SET TASK:
In full and without alteration, repeat the material.

ITEMS:
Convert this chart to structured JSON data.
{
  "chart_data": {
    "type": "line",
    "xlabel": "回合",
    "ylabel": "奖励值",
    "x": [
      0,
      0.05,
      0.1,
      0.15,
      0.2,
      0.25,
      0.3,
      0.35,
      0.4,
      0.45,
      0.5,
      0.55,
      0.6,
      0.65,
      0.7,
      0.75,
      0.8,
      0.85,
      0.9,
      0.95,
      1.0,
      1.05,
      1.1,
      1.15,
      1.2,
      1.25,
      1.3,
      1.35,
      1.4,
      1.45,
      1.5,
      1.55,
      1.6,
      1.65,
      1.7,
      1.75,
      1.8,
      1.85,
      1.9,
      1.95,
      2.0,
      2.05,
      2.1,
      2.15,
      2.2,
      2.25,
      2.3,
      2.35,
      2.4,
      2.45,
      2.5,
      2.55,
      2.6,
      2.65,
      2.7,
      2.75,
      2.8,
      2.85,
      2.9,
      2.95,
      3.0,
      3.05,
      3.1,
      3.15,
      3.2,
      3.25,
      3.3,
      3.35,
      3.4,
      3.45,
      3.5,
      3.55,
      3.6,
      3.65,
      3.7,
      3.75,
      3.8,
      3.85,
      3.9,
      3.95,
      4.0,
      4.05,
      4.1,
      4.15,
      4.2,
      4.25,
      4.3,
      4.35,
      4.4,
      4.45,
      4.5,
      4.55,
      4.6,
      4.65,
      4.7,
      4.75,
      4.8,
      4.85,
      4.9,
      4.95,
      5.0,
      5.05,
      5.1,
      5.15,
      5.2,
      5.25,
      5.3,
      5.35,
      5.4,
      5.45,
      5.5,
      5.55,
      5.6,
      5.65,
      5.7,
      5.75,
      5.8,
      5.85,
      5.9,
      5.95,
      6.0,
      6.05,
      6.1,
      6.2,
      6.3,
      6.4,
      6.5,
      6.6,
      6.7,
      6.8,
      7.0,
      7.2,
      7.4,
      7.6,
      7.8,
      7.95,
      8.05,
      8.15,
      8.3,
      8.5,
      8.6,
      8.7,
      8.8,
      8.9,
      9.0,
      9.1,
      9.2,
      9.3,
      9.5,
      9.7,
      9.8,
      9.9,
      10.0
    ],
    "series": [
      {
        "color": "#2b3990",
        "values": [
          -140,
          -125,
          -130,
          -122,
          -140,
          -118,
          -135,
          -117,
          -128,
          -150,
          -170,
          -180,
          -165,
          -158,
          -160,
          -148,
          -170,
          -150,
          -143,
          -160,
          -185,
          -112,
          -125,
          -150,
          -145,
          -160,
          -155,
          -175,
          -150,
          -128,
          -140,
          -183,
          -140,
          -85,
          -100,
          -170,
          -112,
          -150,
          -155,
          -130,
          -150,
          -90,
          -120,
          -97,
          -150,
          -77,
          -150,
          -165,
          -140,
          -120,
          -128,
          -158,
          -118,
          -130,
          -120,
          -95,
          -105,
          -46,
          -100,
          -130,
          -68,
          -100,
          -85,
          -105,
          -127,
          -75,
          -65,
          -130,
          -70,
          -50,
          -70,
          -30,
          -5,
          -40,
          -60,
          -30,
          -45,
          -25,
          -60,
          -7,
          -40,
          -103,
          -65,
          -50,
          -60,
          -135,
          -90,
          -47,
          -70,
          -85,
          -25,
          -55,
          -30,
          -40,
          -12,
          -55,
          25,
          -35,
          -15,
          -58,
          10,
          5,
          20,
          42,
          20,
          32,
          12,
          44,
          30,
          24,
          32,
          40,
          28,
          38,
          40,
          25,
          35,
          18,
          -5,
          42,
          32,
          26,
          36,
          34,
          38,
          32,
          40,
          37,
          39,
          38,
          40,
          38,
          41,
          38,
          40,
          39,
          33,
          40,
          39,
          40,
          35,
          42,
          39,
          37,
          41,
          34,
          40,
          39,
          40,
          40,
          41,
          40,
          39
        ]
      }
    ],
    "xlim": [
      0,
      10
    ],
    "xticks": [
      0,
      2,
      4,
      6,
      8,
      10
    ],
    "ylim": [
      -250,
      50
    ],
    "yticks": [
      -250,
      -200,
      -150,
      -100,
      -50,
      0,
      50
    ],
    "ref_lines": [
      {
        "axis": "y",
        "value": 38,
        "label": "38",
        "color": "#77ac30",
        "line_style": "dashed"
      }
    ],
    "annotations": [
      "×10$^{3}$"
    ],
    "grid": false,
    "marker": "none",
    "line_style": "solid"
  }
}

RESPONSE TO THIS TASK:
Convert this chart to structured JSON data.
{
  "chart_data": {
    "type": "line",
    "xlabel": "回合",
    "ylabel": "奖励值",
    "x": [
      0,
      0.05,
      0.1,
      0.15,
      0.2,
      0.25,
      0.3,
      0.35,
      0.4,
      0.45,
      0.5,
      0.55,
      0.6,
      0.65,
      0.7,
      0.75,
      0.8,
      0.85,
      0.9,
      0.95,
      1.0,
      1.05,
      1.1,
      1.15,
      1.2,
      1.25,
      1.3,
      1.35,
      1.4,
      1.45,
      1.5,
      1.55,
      1.6,
      1.65,
      1.7,
      1.75,
      1.8,
      1.85,
      1.9,
      1.95,
      2.0,
      2.05,
      2.1,
      2.15,
      2.2,
      2.25,
      2.3,
      2.35,
      2.4,
      2.45,
      2.5,
      2.55,
      2.6,
      2.65,
      2.7,
      2.75,
      2.8,
      2.85,
      2.9,
      2.95,
      3.0,
      3.05,
      3.1,
      3.15,
      3.2,
      3.25,
      3.3,
      3.35,
      3.4,
      3.45,
      3.5,
      3.55,
      3.6,
      3.65,
      3.7,
      3.75,
      3.8,
      3.85,
      3.9,
      3.95,
      4.0,
      4.05,
      4.1,
      4.15,
      4.2,
      4.25,
      4.3,
      4.35,
      4.4,
      4.45,
      4.5,
      4.55,
      4.6,
      4.65,
      4.7,
      4.75,
      4.8,
      4.85,
      4.9,
      4.95,
      5.0,
      5.05,
      5.1,
      5.15,
      5.2,
      5.25,
      5.3,
      5.35,
      5.4,
      5.45,
      5.5,
      5.55,
      5.6,
      5.65,
      5.7,
      5.75,
      5.8,
      5.85,
      5.9,
      5.95,
      6.0,
      6.05,
      6.1,
      6.2,
      6.3,
      6.4,
      6.5,
      6.6,
      6.7,
      6.8,
      7.0,
      7.2,
      7.4,
      7.6,
      7.8,
      7.95,
      8.05,
      8.15,
      8.3,
      8.5,
      8.6,
      8.7,
      8.8,
      8.9,
      9.0,
      9.1,
      9.2,
      9.3,
      9.5,
      9.7,
      9.8,
      9.9,
      10.0
    ],
    "series": [
      {
        "color": "#2b3990",
        "values": [
          -140,
          -125,
          -130,
          -122,
          -140,
          -118,
          -135,
          -117,
          -128,
          -150,
          -170,
          -180,
          -165,
          -158,
          -160,
          -148,
          -170,
          -150,
          -143,
          -160,
          -185,
          -112,
          -125,
          -150,
          -145,
          -160,
          -155,
          -175,
          -150,
          -128,
          -140,
          -183,
          -140,
          -85,
          -100,
          -170,
          -112,
          -150,
          -155,
          -130,
          -150,
          -90,
          -120,
          -97,
          -150,
          -77,
          -150,
          -165,
          -140,
          -120,
          -128,
          -158,
          -118,
          -130,
          -120,
          -95,
          -105,
          -46,
          -100,
          -130,
          -68,
          -100,
          -85,
          -105,
          -127,
          -75,
          -65,
          -130,
          -70,
          -50,
          -70,
          -30,
          -5,
          -40,
          -60,
          -30,
          -45,
          -25,
          -60,
          -7,
          -40,
          -103,
          -65,
          -50,
          -60,
          -135,
          -90,
          -47,
          -70,
          -85,
          -25,
          -55,
          -30,
          -40,
          -12,
          -55,
          25,
          -35,
          -15,
          -58,
          10,
          5,
          20,
          42,
          20,
          32,
          12,
          44,
          30,
          24,
          32,
          40,
          28,
          38,
          40,
          25,
          35,
          18,
          -5,
          42,
          32,
          26,
          36,
          34,
          38,
          32,
          40,
          37,
          39,
          38,
          40,
          38,
          41,
          38,
          40,
          39,
          33,
          40,
          39,
          40,
          35,
          42,
          39,
          37,
          41,
          34,
          40,
          39,
          40,
          40,
          41,
          40,
          39
        ]
      }
    ],
    "xlim": [
      0,
      10
    ],
    "xticks": [
      0,
      2,
      4,
      6,
      8,
      10
    ],
    "ylim": [
      -250,
      50
    ],
    "yticks": [
      -250,
      -200,
      -150,
      -100,
      -50,
      0,
      50
    ],
    "ref_lines": [
      {
        "axis": "y",
        "value": 38,
        "label": "38",
        "color": "#77ac30",
        "line_style": "dashed"
      }
    ],
    "annotations": [
      "×10$^{3}$"
    ],
    "grid": false,
    "marker": "none",
    "line_style": "solid"
  }
}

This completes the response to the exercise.